**To be done:** Copy every entry word for word, but skip the pictures.

***

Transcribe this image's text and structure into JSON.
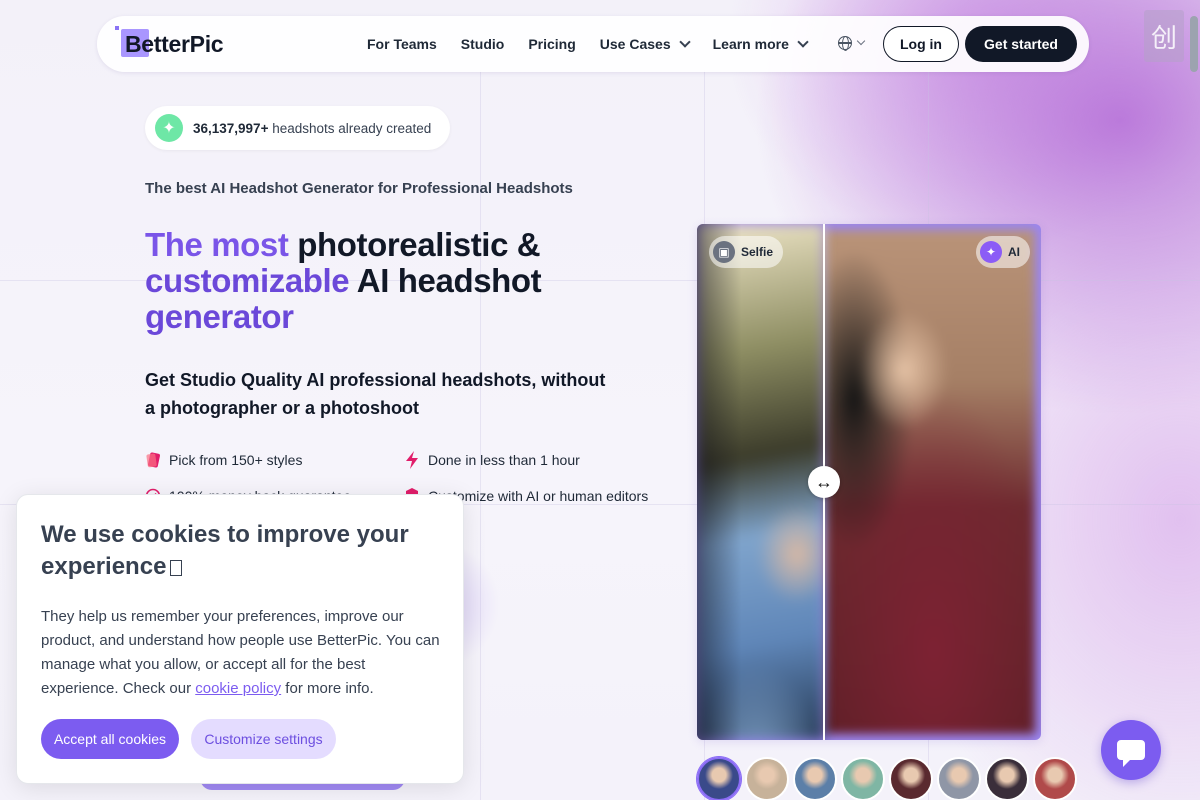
{
  "nav": {
    "logo": "BetterPic",
    "links": [
      {
        "label": "For Teams",
        "dropdown": false
      },
      {
        "label": "Studio",
        "dropdown": false
      },
      {
        "label": "Pricing",
        "dropdown": false
      },
      {
        "label": "Use Cases",
        "dropdown": true
      },
      {
        "label": "Learn more",
        "dropdown": true
      }
    ],
    "login_label": "Log in",
    "get_started_label": "Get started",
    "corner_badge": "创"
  },
  "hero": {
    "counter_number": "36,137,997+",
    "counter_suffix": " headshots already created",
    "subtitle": "The best AI Headshot Generator for Professional Headshots",
    "headline_part1": "The most ",
    "headline_part2": "photorealistic & ",
    "headline_part3": "customizable",
    "headline_part4": " AI headshot ",
    "headline_part5": "generator",
    "lead": "Get Studio Quality AI professional headshots, without a photographer or a photoshoot",
    "features": [
      "Pick from 150+ styles",
      "Done in less than 1 hour",
      "100% money back guarantee",
      "Customize with AI or human editors"
    ]
  },
  "compare": {
    "selfie_label": "Selfie",
    "ai_label": "AI",
    "handle_glyph": "↔",
    "split_fraction": 0.37
  },
  "cookie": {
    "title": "We use cookies to improve your experience",
    "body_pre": "They help us remember your preferences, improve our product, and understand how people use BetterPic. You can manage what you allow, or accept all for the best experience. Check our ",
    "link_text": "cookie policy",
    "body_post": " for more info.",
    "accept_label": "Accept all cookies",
    "customize_label": "Customize settings"
  },
  "avatars": [
    {
      "name": "avatar-1",
      "color": "#3a4a8a",
      "active": true
    },
    {
      "name": "avatar-2",
      "color": "#c7b29a",
      "active": false
    },
    {
      "name": "avatar-3",
      "color": "#5c7fa8",
      "active": false
    },
    {
      "name": "avatar-4",
      "color": "#7fb6a4",
      "active": false
    },
    {
      "name": "avatar-5",
      "color": "#5a2a2f",
      "active": false
    },
    {
      "name": "avatar-6",
      "color": "#8f96a6",
      "active": false
    },
    {
      "name": "avatar-7",
      "color": "#3a2e3a",
      "active": false
    },
    {
      "name": "avatar-8",
      "color": "#b04a4a",
      "active": false
    }
  ],
  "colors": {
    "accent": "#7c5cf0",
    "dark": "#111827",
    "headline_gradient": "#7a55e8"
  }
}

***

**Output:**
Transcribe this image's text and structure into JSON.
{
  "nav": {
    "logo": "BetterPic",
    "links": [
      {
        "label": "For Teams",
        "dropdown": false
      },
      {
        "label": "Studio",
        "dropdown": false
      },
      {
        "label": "Pricing",
        "dropdown": false
      },
      {
        "label": "Use Cases",
        "dropdown": true
      },
      {
        "label": "Learn more",
        "dropdown": true
      }
    ],
    "login_label": "Log in",
    "get_started_label": "Get started",
    "corner_badge": "创"
  },
  "hero": {
    "counter_number": "36,137,997+",
    "counter_suffix": " headshots already created",
    "subtitle": "The best AI Headshot Generator for Professional Headshots",
    "headline_part1": "The most ",
    "headline_part2": "photorealistic & ",
    "headline_part3": "customizable",
    "headline_part4": " AI headshot ",
    "headline_part5": "generator",
    "lead": "Get Studio Quality AI professional headshots, without a photographer or a photoshoot",
    "features": [
      "Pick from 150+ styles",
      "Done in less than 1 hour",
      "100% money back guarantee",
      "Customize with AI or human editors"
    ]
  },
  "compare": {
    "selfie_label": "Selfie",
    "ai_label": "AI",
    "handle_glyph": "↔",
    "split_fraction": 0.37
  },
  "cookie": {
    "title": "We use cookies to improve your experience",
    "body_pre": "They help us remember your preferences, improve our product, and understand how people use BetterPic. You can manage what you allow, or accept all for the best experience. Check our ",
    "link_text": "cookie policy",
    "body_post": " for more info.",
    "accept_label": "Accept all cookies",
    "customize_label": "Customize settings"
  },
  "avatars": [
    {
      "name": "avatar-1",
      "color": "#3a4a8a",
      "active": true
    },
    {
      "name": "avatar-2",
      "color": "#c7b29a",
      "active": false
    },
    {
      "name": "avatar-3",
      "color": "#5c7fa8",
      "active": false
    },
    {
      "name": "avatar-4",
      "color": "#7fb6a4",
      "active": false
    },
    {
      "name": "avatar-5",
      "color": "#5a2a2f",
      "active": false
    },
    {
      "name": "avatar-6",
      "color": "#8f96a6",
      "active": false
    },
    {
      "name": "avatar-7",
      "color": "#3a2e3a",
      "active": false
    },
    {
      "name": "avatar-8",
      "color": "#b04a4a",
      "active": false
    }
  ],
  "colors": {
    "accent": "#7c5cf0",
    "dark": "#111827",
    "headline_gradient": "#7a55e8"
  }
}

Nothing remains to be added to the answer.